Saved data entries
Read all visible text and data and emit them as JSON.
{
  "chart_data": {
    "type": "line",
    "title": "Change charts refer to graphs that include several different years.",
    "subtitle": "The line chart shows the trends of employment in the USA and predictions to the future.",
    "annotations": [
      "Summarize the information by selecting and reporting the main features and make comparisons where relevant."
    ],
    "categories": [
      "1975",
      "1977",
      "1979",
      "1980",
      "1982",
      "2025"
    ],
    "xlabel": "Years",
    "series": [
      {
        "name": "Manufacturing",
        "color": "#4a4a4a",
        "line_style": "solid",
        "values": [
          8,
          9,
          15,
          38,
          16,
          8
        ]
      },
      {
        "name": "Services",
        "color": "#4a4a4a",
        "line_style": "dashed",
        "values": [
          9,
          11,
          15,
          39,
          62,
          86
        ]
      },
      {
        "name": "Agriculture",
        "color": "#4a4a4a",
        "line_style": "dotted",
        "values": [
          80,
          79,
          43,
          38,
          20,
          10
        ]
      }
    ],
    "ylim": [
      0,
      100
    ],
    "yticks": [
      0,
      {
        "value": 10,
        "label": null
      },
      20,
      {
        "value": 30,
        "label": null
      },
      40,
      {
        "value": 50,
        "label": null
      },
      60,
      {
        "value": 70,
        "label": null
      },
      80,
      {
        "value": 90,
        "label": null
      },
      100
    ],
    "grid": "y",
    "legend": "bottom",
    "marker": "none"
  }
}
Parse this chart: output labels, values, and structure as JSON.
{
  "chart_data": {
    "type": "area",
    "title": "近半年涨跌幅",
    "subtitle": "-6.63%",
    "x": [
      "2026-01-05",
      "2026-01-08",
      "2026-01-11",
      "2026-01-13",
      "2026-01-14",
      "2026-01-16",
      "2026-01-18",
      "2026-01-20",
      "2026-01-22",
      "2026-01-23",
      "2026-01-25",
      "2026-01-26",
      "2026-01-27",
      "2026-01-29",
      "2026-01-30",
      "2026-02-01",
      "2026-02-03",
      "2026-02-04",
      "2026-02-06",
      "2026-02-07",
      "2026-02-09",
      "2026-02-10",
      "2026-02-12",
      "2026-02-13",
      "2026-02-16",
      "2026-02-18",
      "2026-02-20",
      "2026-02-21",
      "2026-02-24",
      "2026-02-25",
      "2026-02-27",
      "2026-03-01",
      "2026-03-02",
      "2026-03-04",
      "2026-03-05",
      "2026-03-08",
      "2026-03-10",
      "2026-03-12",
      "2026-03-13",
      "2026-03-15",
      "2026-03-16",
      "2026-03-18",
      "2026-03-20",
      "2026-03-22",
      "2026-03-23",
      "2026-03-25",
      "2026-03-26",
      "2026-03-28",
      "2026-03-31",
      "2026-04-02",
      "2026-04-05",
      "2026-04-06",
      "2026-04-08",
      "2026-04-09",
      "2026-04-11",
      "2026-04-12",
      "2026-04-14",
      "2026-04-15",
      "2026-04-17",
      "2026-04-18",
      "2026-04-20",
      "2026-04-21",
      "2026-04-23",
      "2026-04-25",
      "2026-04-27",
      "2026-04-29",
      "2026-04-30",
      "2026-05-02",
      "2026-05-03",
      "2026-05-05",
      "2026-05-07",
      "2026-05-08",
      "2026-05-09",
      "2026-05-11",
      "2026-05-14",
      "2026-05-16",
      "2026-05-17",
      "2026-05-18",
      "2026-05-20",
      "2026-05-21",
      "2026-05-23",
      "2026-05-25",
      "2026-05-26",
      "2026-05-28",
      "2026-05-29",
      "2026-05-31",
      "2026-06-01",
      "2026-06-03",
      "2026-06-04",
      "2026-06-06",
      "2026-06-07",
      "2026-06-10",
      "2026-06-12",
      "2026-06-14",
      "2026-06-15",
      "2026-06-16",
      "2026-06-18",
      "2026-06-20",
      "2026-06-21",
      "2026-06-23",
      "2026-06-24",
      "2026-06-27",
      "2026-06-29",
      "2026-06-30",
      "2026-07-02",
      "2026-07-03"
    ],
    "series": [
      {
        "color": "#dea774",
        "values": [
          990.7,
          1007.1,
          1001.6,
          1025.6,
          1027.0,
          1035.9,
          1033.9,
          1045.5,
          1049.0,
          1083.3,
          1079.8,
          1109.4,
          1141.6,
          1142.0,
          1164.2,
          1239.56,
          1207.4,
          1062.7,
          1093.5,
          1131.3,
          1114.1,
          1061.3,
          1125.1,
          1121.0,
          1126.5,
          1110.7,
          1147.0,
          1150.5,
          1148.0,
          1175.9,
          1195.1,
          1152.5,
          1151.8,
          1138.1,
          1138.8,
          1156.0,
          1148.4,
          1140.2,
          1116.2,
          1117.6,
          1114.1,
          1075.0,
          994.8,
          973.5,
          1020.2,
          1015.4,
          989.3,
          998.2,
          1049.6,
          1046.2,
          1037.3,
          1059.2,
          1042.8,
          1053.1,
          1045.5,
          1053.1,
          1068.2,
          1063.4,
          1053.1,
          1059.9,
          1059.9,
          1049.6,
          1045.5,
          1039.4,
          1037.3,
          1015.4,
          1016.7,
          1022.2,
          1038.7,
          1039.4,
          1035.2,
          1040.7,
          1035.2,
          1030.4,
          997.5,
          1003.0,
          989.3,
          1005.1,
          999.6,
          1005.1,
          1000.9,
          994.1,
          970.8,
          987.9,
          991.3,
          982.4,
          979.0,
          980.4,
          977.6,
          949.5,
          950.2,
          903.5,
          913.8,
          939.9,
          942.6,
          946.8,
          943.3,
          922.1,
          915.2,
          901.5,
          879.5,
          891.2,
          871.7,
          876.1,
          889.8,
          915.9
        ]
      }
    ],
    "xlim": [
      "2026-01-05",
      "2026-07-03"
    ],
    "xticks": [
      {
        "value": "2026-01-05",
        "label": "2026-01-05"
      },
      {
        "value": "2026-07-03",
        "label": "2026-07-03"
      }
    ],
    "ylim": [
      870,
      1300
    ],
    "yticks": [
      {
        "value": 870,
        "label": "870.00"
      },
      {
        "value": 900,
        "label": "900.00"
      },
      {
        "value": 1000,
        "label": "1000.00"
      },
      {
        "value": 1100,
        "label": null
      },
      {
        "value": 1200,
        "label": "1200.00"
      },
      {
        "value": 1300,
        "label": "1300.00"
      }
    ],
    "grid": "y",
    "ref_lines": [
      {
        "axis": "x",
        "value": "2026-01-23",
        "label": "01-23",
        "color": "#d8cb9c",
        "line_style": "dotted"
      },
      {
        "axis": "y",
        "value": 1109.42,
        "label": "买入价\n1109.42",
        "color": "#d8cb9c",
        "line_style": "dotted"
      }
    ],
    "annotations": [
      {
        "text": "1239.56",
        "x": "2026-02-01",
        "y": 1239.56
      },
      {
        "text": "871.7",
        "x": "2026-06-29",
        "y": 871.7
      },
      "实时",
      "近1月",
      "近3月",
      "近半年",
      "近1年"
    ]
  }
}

- _Set problem_: Pick out and copy the lines of the entries that hold the string "JSON".

- _Final answer_:
Read all visible text and data and emit them as JSON.
Parse this chart: output labels, values, and structure as JSON.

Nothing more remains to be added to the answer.